=== やること ===
課題文の「北日本でも仙台に次ぐ」で始まる段落を、主な事実を残したまま箇条書きに書き直す。

=== 課題文 ===
【ネタバレ有り】櫻子さんの足下には死体が埋まっている のあらすじを起承転結でネタバレ解説!
著者:太田紫織 2013年2月に角川書店から出版
櫻子さんの足下には死体が埋まっているの主要登場人物
館脇正太郎(たてわきしょうたろう)
物語の語り手。高校生。
九条櫻子(くじょうさくらこ)
ヒロイン。標本士。古い洋館でばぁやとふたり暮らし。
水島清美(みずしまきよみ)
正太郎の母が大家を務めるアパートの店子。薬剤師。
水島好美(みずしまよしみ)
清美の妹。眼科医院の看護師。
橋口武義(はしぐちたけよし)
清美の婚約者。眼科医。
櫻子さんの足下には死体が埋まっている の簡単なあらすじ
北日本でも仙台に次ぐ3番目の人口を誇る中核市の旭川市で、館脇正太郎はごく普通の高校生活を送っています。そんな彼の人生を一変させるきっかけを作ったのは、美しき素封家のお嬢様にして骨を愛する九条櫻子です。時には検視官の役割をこなし殺人事件の謎を解いてしまう櫻子さんによって、正太郎の日常は振り回されていくのでした。
櫻子さんの足下には死体が埋まっている の起承転結
【起】櫻子さんの足下には死体が埋まっている のあらすじ①
館脇正太郎は旭川市の南光地区に住んでいる平凡な高校生でしたが、この地域では有名な地主の末裔・九条櫻子と知り合いです。
洋風のお屋敷にばぁやとふたりきりで暮らすお嬢様でしたが、大学で法医学を教えていた叔父の影響から動物の骨格標本を作ることを仕事にしていました。
いつものように正太郎が櫻子の邸宅に招かれて昼食をご馳走になろうとしていたところ、アパート経営をしている母親から電話がかかってきます。
家族と連絡がつかない独り暮らしの入居者・水島清美の話を聞いた途端に、好奇心旺盛な櫻子は興味津々です。
櫻子は清美の部屋の前まで勝手についてきましたが、内側から施錠されているために中へ入ることが出来ません。
近くのアイクリニックで働いている清美の妹・好美の許可を得て、チェーンを切断して扉を開けることになりました。
室内はひどく荒らされていて、検死の真似事までできる櫻子の見立てでは瞳孔が異常なほど拡大している清美の遺体が発見されます。

=== 分析用データ ===

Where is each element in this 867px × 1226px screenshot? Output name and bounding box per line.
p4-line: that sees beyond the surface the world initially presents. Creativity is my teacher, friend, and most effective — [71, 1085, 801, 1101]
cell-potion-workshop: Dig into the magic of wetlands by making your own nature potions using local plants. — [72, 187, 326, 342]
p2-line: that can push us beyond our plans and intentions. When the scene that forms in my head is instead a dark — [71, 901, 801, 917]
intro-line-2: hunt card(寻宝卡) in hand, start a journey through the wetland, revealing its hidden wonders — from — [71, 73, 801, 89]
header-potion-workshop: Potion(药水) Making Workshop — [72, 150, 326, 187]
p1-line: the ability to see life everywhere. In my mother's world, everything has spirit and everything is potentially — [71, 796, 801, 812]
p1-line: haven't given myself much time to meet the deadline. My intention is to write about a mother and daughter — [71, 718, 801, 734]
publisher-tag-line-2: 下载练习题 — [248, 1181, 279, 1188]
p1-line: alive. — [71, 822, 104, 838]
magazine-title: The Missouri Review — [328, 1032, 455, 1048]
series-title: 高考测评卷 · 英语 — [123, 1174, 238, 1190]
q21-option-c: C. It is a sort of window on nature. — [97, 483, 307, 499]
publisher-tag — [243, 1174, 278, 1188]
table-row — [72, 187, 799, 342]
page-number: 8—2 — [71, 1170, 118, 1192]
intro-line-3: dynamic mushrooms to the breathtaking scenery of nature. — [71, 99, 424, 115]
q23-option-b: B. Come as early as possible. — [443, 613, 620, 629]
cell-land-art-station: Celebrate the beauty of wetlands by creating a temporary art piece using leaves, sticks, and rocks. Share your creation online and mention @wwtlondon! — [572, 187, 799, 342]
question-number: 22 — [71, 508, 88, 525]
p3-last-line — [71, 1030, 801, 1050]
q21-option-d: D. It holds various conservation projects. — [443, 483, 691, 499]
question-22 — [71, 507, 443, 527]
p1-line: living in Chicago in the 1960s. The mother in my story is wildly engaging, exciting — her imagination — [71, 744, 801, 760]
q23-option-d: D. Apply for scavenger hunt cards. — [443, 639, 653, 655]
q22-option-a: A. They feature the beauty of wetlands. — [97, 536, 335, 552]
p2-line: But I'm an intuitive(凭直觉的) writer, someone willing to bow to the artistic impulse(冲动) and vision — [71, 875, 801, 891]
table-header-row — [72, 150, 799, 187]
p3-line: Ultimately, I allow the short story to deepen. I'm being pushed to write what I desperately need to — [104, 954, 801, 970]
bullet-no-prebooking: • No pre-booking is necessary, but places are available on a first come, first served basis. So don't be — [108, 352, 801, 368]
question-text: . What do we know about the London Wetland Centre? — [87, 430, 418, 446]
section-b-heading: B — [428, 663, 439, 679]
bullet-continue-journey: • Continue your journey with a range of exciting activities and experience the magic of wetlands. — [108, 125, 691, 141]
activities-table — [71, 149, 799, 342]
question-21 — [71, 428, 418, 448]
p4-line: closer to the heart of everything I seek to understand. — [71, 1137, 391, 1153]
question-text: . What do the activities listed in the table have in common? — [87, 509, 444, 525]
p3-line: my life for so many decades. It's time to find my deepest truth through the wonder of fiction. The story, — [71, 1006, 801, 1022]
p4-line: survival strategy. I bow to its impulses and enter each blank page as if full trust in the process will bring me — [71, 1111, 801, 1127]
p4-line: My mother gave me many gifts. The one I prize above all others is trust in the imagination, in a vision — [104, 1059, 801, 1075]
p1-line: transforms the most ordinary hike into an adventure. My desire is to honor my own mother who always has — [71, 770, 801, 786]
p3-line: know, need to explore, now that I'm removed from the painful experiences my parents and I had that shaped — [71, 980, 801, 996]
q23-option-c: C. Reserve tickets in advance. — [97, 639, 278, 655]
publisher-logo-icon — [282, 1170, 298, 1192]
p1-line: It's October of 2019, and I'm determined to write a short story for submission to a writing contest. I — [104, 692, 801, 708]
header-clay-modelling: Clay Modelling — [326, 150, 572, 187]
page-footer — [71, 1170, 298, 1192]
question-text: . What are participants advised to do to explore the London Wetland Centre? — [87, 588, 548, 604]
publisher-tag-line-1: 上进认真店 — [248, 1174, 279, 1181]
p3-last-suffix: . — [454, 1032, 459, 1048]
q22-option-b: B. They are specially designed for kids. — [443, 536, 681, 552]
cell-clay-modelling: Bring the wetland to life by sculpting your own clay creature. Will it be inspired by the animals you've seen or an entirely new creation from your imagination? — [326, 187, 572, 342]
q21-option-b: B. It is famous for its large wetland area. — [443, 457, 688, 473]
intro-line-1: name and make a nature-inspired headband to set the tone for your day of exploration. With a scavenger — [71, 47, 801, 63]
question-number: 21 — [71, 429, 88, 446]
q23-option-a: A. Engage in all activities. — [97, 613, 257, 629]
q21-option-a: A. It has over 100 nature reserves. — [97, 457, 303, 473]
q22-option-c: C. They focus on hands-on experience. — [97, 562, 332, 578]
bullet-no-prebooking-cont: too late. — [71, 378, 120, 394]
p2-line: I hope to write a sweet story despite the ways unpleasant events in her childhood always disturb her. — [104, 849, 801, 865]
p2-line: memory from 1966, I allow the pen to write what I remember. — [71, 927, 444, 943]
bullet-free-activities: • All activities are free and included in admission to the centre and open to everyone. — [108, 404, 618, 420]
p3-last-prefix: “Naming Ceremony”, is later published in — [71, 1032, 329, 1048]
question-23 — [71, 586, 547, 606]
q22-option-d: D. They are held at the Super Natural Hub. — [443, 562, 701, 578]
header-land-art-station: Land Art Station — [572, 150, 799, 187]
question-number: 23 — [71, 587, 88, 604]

=== 解答 ===
- 舞台は旭川市。北日本で仙台に次ぐ3番目の人口を持つ中核市である。
- 館脇正太郎は、ごく普通の高校生活を送っている。
- 彼の人生を一変させるきっかけを作ったのは九条櫻子。美しい素封家のお嬢様で、骨を愛している。
- 櫻子は時に検視官の役割をこなし、殺人事件の謎を解く。
- 正太郎の日常は櫻子に振り回されていく。